** Start of GIVEN RECORDS **

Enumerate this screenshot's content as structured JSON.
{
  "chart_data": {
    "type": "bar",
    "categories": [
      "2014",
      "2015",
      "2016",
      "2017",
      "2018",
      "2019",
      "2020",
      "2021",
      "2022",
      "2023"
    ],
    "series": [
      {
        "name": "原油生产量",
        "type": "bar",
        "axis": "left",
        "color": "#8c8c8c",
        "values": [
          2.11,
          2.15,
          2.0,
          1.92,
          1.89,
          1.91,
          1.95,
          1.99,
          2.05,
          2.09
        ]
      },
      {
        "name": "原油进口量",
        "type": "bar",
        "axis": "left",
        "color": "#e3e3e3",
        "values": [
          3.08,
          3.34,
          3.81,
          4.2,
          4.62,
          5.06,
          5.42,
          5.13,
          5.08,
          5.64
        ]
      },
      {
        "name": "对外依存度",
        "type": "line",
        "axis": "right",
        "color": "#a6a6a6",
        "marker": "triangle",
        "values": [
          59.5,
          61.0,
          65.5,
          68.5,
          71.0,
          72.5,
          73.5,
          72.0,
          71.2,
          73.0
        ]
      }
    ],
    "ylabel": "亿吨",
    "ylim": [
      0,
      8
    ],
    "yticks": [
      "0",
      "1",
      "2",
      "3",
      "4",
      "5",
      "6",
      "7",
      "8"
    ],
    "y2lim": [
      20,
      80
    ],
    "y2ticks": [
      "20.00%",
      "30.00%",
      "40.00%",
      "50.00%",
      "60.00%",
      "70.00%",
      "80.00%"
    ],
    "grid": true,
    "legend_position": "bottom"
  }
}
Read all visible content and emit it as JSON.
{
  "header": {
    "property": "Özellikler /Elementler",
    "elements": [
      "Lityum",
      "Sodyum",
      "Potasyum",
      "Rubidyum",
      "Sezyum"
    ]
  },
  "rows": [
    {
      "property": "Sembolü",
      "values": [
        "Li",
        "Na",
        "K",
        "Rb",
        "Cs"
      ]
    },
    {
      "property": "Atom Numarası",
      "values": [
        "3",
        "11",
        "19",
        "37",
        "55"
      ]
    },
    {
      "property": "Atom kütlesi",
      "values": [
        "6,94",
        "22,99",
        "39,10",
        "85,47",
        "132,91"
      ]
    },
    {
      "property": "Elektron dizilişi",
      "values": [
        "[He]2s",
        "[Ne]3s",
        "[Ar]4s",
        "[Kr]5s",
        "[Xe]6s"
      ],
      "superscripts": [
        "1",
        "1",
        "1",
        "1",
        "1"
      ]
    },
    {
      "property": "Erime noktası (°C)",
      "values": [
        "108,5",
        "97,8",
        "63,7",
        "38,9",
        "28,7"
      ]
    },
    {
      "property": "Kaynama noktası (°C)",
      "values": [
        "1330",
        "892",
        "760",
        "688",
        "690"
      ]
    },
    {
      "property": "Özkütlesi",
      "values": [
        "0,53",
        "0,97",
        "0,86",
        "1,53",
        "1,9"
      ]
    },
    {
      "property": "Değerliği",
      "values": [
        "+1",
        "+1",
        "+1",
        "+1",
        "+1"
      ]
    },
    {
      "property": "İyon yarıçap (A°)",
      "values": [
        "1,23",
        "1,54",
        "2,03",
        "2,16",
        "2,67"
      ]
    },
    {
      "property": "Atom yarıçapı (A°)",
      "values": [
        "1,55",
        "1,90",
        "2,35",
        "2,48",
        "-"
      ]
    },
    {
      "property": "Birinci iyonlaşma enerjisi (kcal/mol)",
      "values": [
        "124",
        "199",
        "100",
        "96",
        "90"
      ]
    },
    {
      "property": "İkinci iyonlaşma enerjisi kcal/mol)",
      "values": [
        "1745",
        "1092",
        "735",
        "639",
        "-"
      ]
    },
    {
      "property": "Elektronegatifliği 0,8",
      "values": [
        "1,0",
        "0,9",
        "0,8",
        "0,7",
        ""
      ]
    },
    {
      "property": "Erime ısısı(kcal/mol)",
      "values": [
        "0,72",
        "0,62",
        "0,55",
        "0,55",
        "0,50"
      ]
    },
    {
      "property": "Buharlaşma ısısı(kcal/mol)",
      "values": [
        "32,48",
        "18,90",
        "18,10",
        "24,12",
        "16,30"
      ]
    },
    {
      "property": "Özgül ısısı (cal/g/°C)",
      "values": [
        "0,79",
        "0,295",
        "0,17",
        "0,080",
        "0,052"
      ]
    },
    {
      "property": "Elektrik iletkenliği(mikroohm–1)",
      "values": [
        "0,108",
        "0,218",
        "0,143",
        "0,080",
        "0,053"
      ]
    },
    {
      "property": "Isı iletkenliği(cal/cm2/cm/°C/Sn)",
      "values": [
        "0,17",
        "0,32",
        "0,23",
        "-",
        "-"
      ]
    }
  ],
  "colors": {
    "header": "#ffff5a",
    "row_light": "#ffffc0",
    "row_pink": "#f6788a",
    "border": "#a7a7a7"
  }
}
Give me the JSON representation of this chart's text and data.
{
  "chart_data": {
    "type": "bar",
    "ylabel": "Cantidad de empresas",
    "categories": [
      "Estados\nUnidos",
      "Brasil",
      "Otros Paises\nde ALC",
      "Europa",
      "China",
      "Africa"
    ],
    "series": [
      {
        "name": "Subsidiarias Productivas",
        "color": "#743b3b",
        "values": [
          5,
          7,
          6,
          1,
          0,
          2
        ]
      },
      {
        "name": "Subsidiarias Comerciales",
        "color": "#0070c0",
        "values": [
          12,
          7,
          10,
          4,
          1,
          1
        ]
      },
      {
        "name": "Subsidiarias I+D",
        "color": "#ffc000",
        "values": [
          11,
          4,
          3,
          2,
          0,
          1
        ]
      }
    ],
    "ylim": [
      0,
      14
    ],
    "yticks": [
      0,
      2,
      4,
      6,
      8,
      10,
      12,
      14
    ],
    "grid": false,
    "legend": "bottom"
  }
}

** End of GIVEN RECORDS **

WHAT THE TASK REQUIRES =>
List every line above containing the word "bottom".

WRITTEN ANSWER =>
    "legend_position": "bottom"
    "legend": "bottom"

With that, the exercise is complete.